Given problem = Draw out every line with the word "which" from the listing below.

Dataset entries =
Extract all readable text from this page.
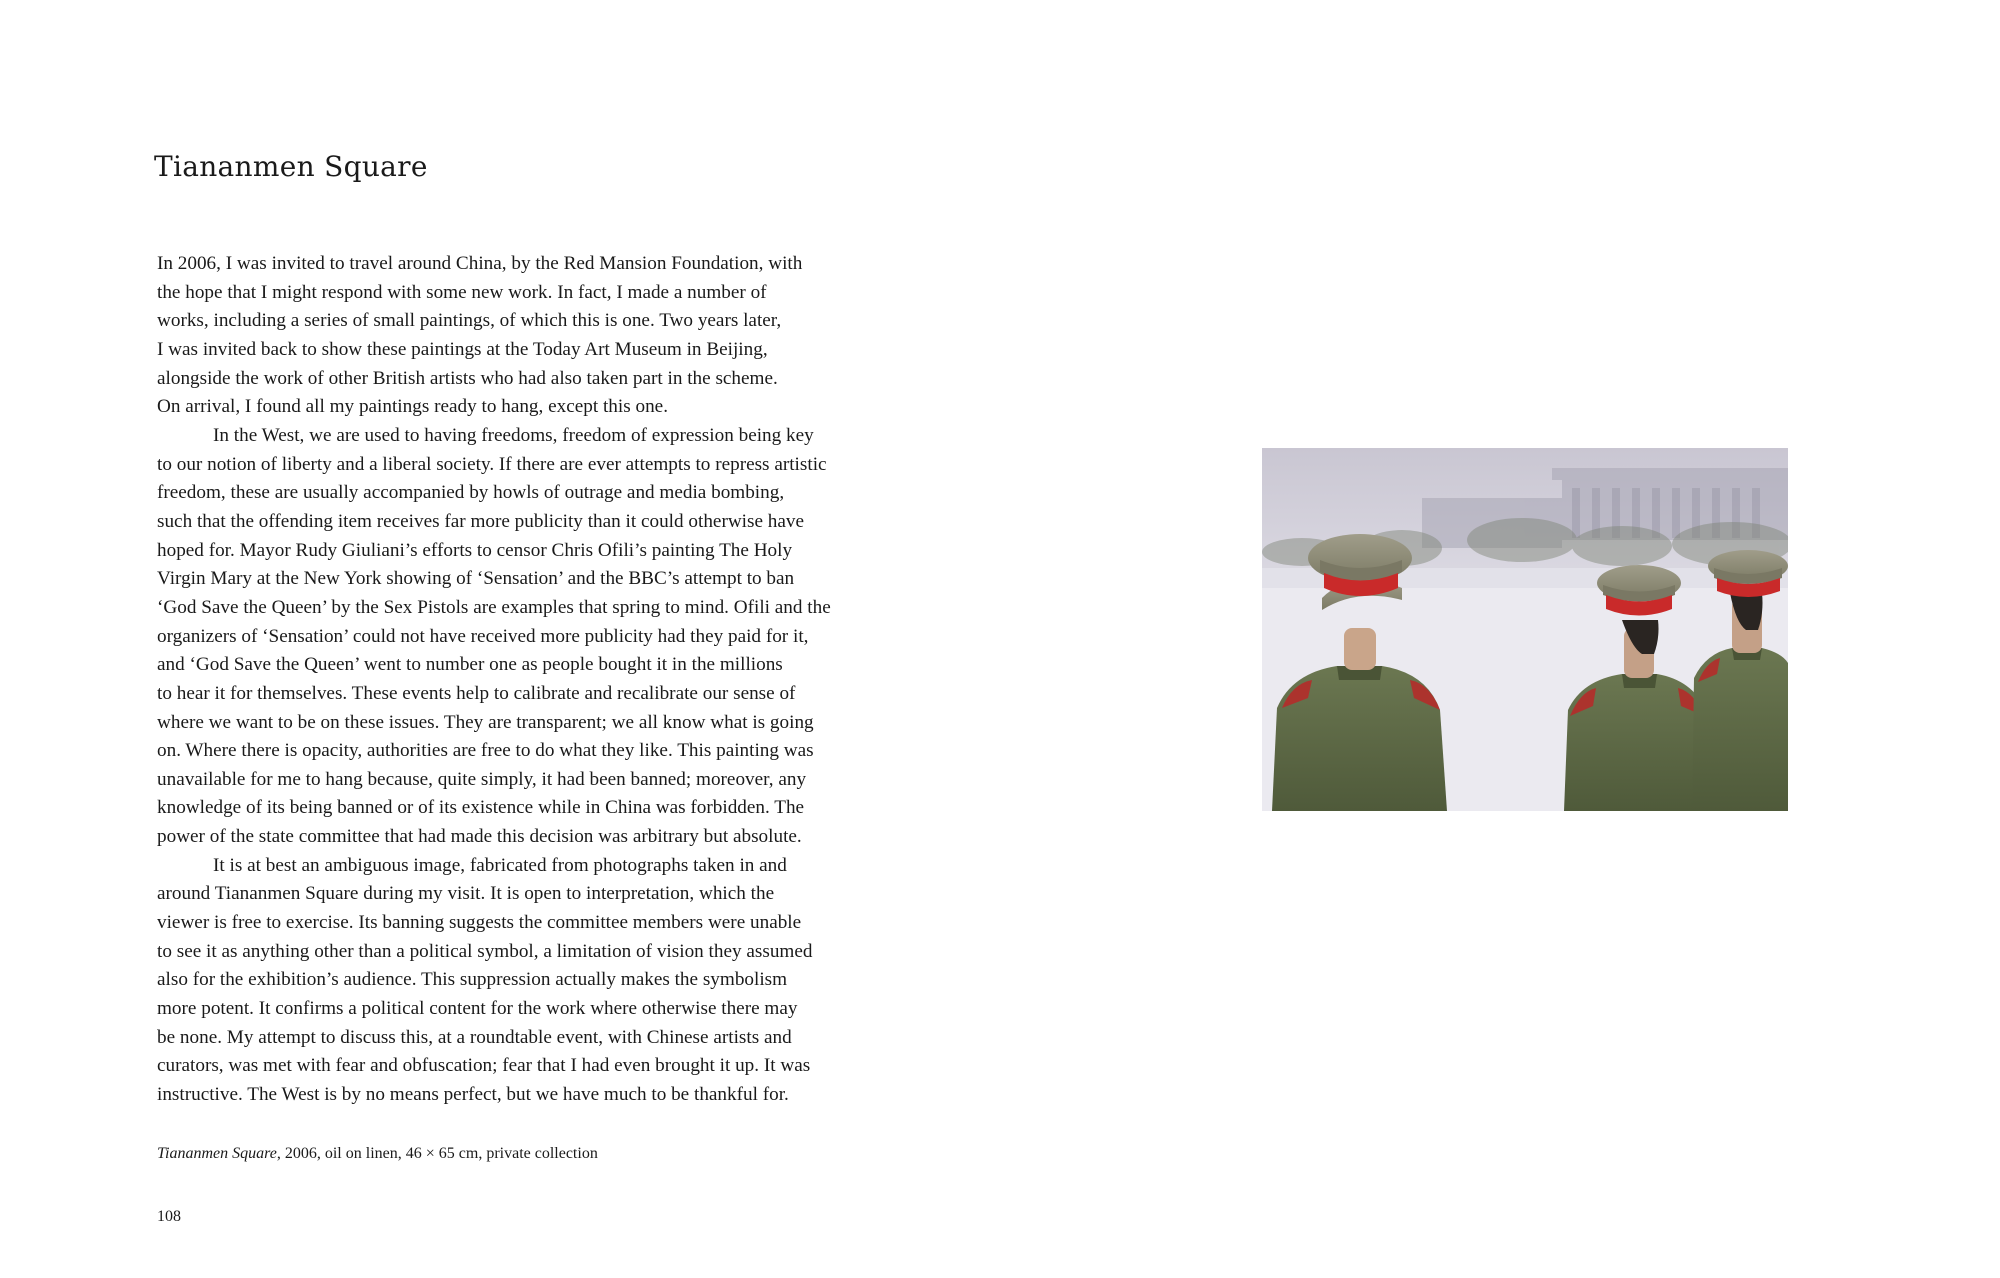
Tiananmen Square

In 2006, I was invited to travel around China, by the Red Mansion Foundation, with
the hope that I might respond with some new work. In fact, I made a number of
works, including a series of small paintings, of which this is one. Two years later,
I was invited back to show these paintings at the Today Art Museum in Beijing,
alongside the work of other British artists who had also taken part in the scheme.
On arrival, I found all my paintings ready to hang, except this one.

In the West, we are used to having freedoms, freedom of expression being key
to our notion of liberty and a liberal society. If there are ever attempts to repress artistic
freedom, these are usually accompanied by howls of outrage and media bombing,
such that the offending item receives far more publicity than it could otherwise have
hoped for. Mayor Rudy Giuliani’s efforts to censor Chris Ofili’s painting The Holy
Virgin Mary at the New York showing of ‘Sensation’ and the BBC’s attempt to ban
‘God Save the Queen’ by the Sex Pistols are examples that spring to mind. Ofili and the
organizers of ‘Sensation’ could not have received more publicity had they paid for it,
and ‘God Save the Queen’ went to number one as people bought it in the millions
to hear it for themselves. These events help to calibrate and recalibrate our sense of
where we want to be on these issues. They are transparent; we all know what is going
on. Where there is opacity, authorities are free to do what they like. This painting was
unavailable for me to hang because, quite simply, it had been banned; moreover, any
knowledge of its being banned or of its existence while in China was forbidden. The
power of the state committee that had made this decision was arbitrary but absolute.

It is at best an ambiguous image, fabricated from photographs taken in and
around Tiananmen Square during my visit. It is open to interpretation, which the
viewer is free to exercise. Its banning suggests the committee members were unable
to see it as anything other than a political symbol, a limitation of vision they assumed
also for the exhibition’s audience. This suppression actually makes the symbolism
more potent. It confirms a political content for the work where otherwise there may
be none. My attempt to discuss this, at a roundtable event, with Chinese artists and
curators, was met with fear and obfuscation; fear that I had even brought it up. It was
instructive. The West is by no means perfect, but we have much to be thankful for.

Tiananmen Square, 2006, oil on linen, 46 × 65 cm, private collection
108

* * *

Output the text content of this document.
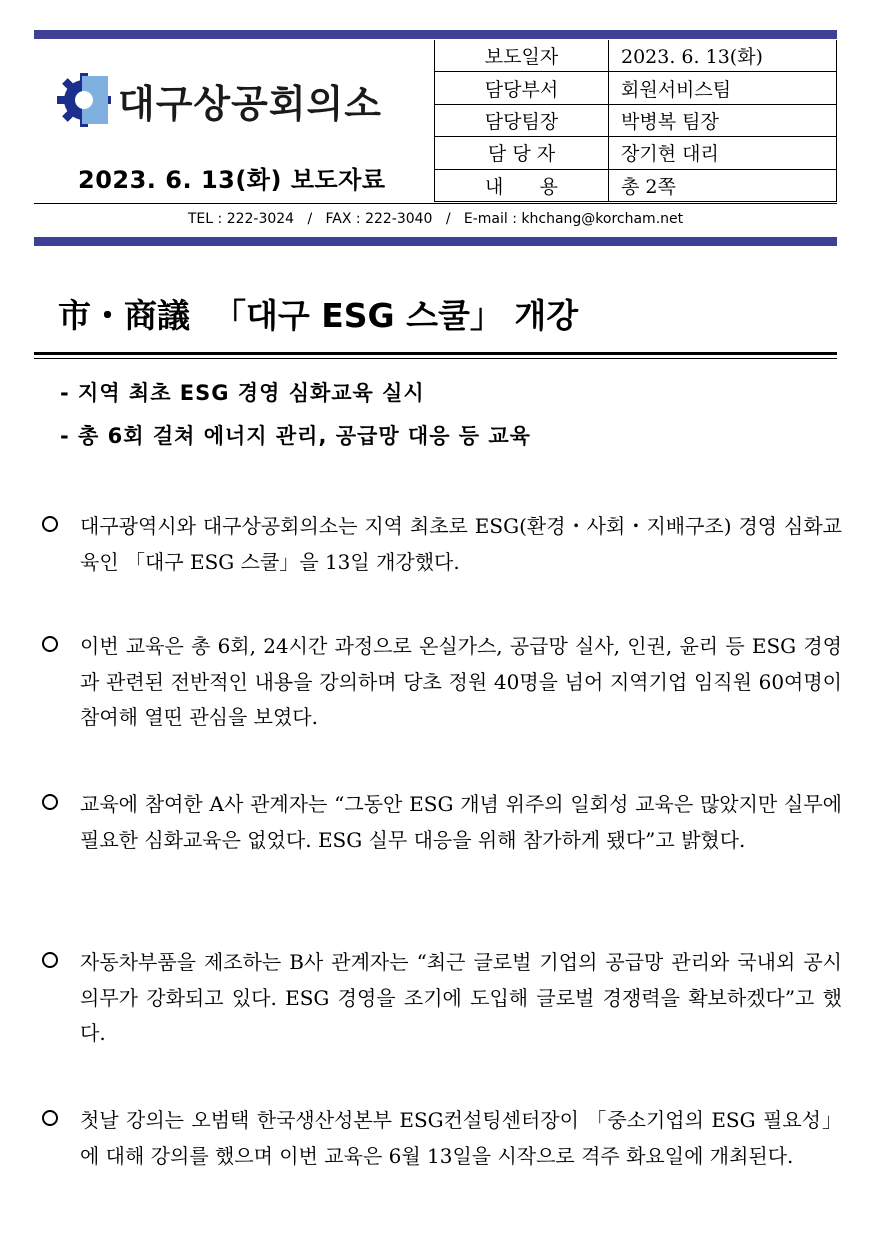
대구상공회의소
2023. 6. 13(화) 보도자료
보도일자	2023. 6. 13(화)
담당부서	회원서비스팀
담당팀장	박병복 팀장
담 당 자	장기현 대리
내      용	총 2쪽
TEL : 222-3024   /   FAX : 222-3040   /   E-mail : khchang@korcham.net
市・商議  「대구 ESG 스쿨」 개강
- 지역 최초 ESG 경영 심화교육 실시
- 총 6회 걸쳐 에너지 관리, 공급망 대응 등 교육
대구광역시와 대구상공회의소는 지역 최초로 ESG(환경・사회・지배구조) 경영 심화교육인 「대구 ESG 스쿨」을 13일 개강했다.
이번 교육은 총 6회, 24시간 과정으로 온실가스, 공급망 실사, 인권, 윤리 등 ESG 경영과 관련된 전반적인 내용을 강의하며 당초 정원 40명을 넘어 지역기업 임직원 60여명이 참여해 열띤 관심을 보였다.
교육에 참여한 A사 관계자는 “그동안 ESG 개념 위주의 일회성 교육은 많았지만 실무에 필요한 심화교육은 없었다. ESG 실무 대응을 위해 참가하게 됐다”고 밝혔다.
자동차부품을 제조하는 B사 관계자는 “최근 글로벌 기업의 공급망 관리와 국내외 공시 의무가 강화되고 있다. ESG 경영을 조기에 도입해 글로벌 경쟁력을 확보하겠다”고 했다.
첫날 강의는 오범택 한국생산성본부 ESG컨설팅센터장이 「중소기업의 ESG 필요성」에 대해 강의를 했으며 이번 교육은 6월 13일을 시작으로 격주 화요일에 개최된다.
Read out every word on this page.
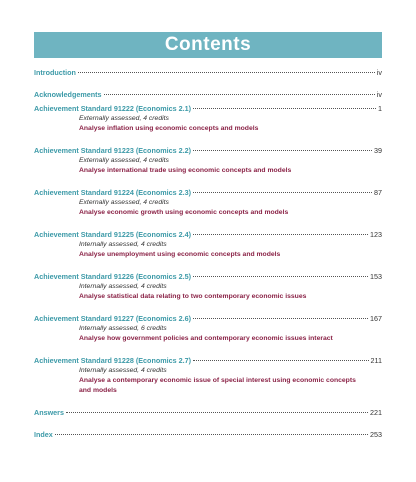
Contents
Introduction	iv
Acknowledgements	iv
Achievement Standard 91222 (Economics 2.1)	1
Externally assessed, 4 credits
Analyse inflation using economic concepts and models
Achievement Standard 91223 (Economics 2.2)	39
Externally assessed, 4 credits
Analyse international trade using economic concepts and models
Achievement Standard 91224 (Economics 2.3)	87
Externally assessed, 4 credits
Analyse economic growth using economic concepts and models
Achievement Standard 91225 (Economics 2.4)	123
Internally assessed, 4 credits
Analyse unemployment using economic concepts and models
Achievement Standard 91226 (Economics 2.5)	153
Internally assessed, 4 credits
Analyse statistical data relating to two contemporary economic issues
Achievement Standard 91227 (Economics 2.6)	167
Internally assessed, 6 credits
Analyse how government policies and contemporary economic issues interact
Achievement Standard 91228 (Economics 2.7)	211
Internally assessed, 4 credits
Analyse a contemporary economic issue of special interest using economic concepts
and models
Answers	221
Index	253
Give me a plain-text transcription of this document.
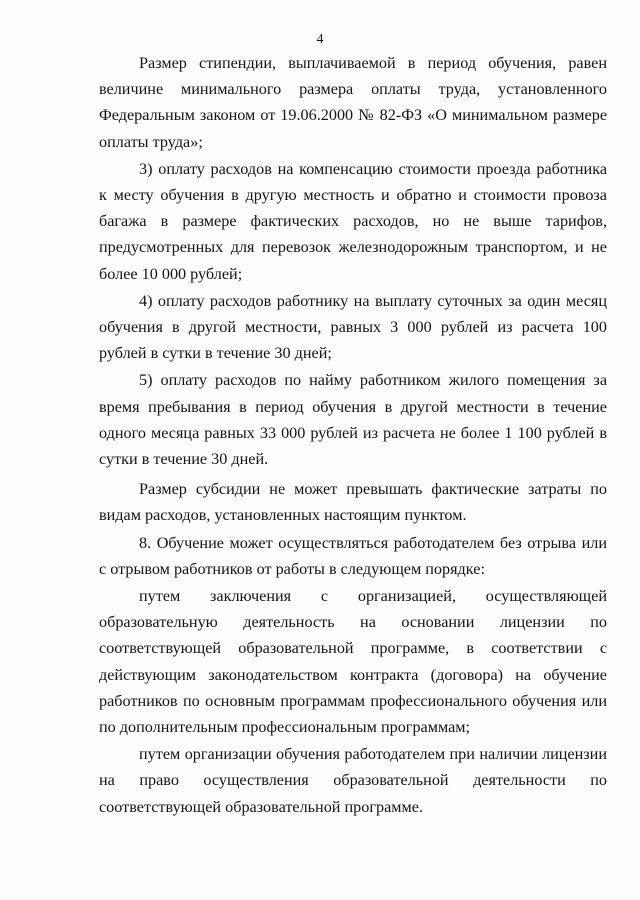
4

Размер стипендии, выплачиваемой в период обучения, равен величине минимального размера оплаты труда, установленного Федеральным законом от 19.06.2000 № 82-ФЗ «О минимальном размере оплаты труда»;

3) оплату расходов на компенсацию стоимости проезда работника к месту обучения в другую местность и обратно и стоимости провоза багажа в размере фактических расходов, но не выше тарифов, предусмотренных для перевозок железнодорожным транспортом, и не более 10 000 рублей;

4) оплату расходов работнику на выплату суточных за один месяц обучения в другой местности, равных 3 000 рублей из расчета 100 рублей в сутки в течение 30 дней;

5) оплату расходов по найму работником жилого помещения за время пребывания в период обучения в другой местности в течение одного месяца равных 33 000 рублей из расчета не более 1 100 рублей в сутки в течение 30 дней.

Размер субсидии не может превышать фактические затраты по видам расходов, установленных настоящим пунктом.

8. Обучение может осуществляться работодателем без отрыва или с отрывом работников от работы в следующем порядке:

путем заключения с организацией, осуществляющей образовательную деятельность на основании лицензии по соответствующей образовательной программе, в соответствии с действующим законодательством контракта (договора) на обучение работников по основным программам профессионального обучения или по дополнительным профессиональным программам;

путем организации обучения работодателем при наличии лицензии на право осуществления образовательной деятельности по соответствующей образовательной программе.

Correct result =
works, including a series of small paintings, of which this is one. Two years later,
around Tiananmen Square during my visit. It is open to interpretation, which the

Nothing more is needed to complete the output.